start Extracted material

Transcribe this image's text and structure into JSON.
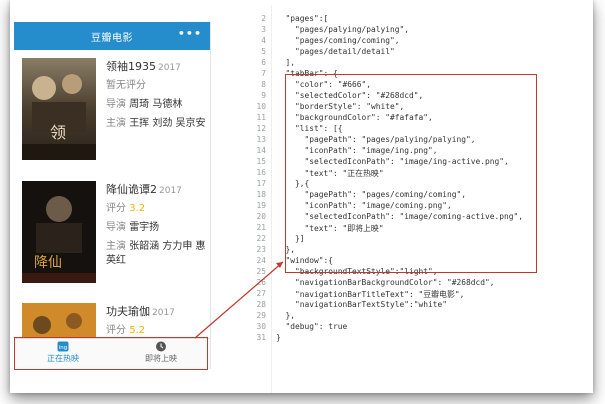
{
  "navbar": {
    "title": "豆瓣电影",
    "menu": "•••"
  },
  "movies": [
    {
      "title": "领袖1935",
      "year": "2017",
      "score_line": "暂无评分",
      "director_label": "导演",
      "director": "周琦 马德林",
      "cast_label": "主演",
      "cast": "王挥 刘劲 吴京安"
    },
    {
      "title": "降仙诡谭2",
      "year": "2017",
      "score_label": "评分",
      "score": "3.2",
      "director_label": "导演",
      "director": "雷宇扬",
      "cast_label": "主演",
      "cast": "张韶涵 方力申 惠英红"
    },
    {
      "title": "功夫瑜伽",
      "year": "2017",
      "score_label": "评分",
      "score": "5.2"
    }
  ],
  "tabbar": {
    "tabs": [
      {
        "label": "正在热映",
        "icon": "image-ing"
      },
      {
        "label": "即将上映",
        "icon": "image-coming"
      }
    ]
  },
  "code_lines": [
    {
      "n": "2",
      "t": "  \"pages\":["
    },
    {
      "n": "3",
      "t": "    \"pages/palying/palying\","
    },
    {
      "n": "4",
      "t": "    \"pages/coming/coming\","
    },
    {
      "n": "5",
      "t": "    \"pages/detail/detail\""
    },
    {
      "n": "6",
      "t": "  ],"
    },
    {
      "n": "7",
      "t": "  \"tabBar\": {"
    },
    {
      "n": "8",
      "t": "    \"color\": \"#666\","
    },
    {
      "n": "9",
      "t": "    \"selectedColor\": \"#268dcd\","
    },
    {
      "n": "10",
      "t": "    \"borderStyle\": \"white\","
    },
    {
      "n": "11",
      "t": "    \"backgroundColor\": \"#fafafa\","
    },
    {
      "n": "12",
      "t": "    \"list\": [{"
    },
    {
      "n": "13",
      "t": "      \"pagePath\": \"pages/palying/palying\","
    },
    {
      "n": "14",
      "t": "      \"iconPath\": \"image/ing.png\","
    },
    {
      "n": "15",
      "t": "      \"selectedIconPath\": \"image/ing-active.png\","
    },
    {
      "n": "16",
      "t": "      \"text\": \"正在热映\""
    },
    {
      "n": "17",
      "t": "    },{"
    },
    {
      "n": "18",
      "t": "      \"pagePath\": \"pages/coming/coming\","
    },
    {
      "n": "19",
      "t": "      \"iconPath\": \"image/coming.png\","
    },
    {
      "n": "20",
      "t": "      \"selectedIconPath\": \"image/coming-active.png\","
    },
    {
      "n": "21",
      "t": "      \"text\": \"即将上映\""
    },
    {
      "n": "22",
      "t": "    }]"
    },
    {
      "n": "23",
      "t": "  },"
    },
    {
      "n": "24",
      "t": "  \"window\":{"
    },
    {
      "n": "25",
      "t": "    \"backgroundTextStyle\":\"light\","
    },
    {
      "n": "26",
      "t": "    \"navigationBarBackgroundColor\": \"#268dcd\","
    },
    {
      "n": "27",
      "t": "    \"navigationBarTitleText\": \"豆瓣电影\","
    },
    {
      "n": "28",
      "t": "    \"navigationBarTextStyle\":\"white\""
    },
    {
      "n": "29",
      "t": "  },"
    },
    {
      "n": "30",
      "t": "  \"debug\": true"
    },
    {
      "n": "31",
      "t": "}"
    }
  ],
  "colors": {
    "accent": "#268dcd",
    "highlight": "#c0392b",
    "score": "#f4b400"
  }
}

end Extracted material

Copy out the whole listing exactly, and don't carry over any pictures.

Completed task →
Transcribe this image's text and structure into JSON.
{
  "navbar": {
    "title": "豆瓣电影",
    "menu": "•••"
  },
  "movies": [
    {
      "title": "领袖1935",
      "year": "2017",
      "score_line": "暂无评分",
      "director_label": "导演",
      "director": "周琦 马德林",
      "cast_label": "主演",
      "cast": "王挥 刘劲 吴京安"
    },
    {
      "title": "降仙诡谭2",
      "year": "2017",
      "score_label": "评分",
      "score": "3.2",
      "director_label": "导演",
      "director": "雷宇扬",
      "cast_label": "主演",
      "cast": "张韶涵 方力申 惠英红"
    },
    {
      "title": "功夫瑜伽",
      "year": "2017",
      "score_label": "评分",
      "score": "5.2"
    }
  ],
  "tabbar": {
    "tabs": [
      {
        "label": "正在热映",
        "icon": "image-ing"
      },
      {
        "label": "即将上映",
        "icon": "image-coming"
      }
    ]
  },
  "code_lines": [
    {
      "n": "2",
      "t": "  \"pages\":["
    },
    {
      "n": "3",
      "t": "    \"pages/palying/palying\","
    },
    {
      "n": "4",
      "t": "    \"pages/coming/coming\","
    },
    {
      "n": "5",
      "t": "    \"pages/detail/detail\""
    },
    {
      "n": "6",
      "t": "  ],"
    },
    {
      "n": "7",
      "t": "  \"tabBar\": {"
    },
    {
      "n": "8",
      "t": "    \"color\": \"#666\","
    },
    {
      "n": "9",
      "t": "    \"selectedColor\": \"#268dcd\","
    },
    {
      "n": "10",
      "t": "    \"borderStyle\": \"white\","
    },
    {
      "n": "11",
      "t": "    \"backgroundColor\": \"#fafafa\","
    },
    {
      "n": "12",
      "t": "    \"list\": [{"
    },
    {
      "n": "13",
      "t": "      \"pagePath\": \"pages/palying/palying\","
    },
    {
      "n": "14",
      "t": "      \"iconPath\": \"image/ing.png\","
    },
    {
      "n": "15",
      "t": "      \"selectedIconPath\": \"image/ing-active.png\","
    },
    {
      "n": "16",
      "t": "      \"text\": \"正在热映\""
    },
    {
      "n": "17",
      "t": "    },{"
    },
    {
      "n": "18",
      "t": "      \"pagePath\": \"pages/coming/coming\","
    },
    {
      "n": "19",
      "t": "      \"iconPath\": \"image/coming.png\","
    },
    {
      "n": "20",
      "t": "      \"selectedIconPath\": \"image/coming-active.png\","
    },
    {
      "n": "21",
      "t": "      \"text\": \"即将上映\""
    },
    {
      "n": "22",
      "t": "    }]"
    },
    {
      "n": "23",
      "t": "  },"
    },
    {
      "n": "24",
      "t": "  \"window\":{"
    },
    {
      "n": "25",
      "t": "    \"backgroundTextStyle\":\"light\","
    },
    {
      "n": "26",
      "t": "    \"navigationBarBackgroundColor\": \"#268dcd\","
    },
    {
      "n": "27",
      "t": "    \"navigationBarTitleText\": \"豆瓣电影\","
    },
    {
      "n": "28",
      "t": "    \"navigationBarTextStyle\":\"white\""
    },
    {
      "n": "29",
      "t": "  },"
    },
    {
      "n": "30",
      "t": "  \"debug\": true"
    },
    {
      "n": "31",
      "t": "}"
    }
  ],
  "colors": {
    "accent": "#268dcd",
    "highlight": "#c0392b",
    "score": "#f4b400"
  }
}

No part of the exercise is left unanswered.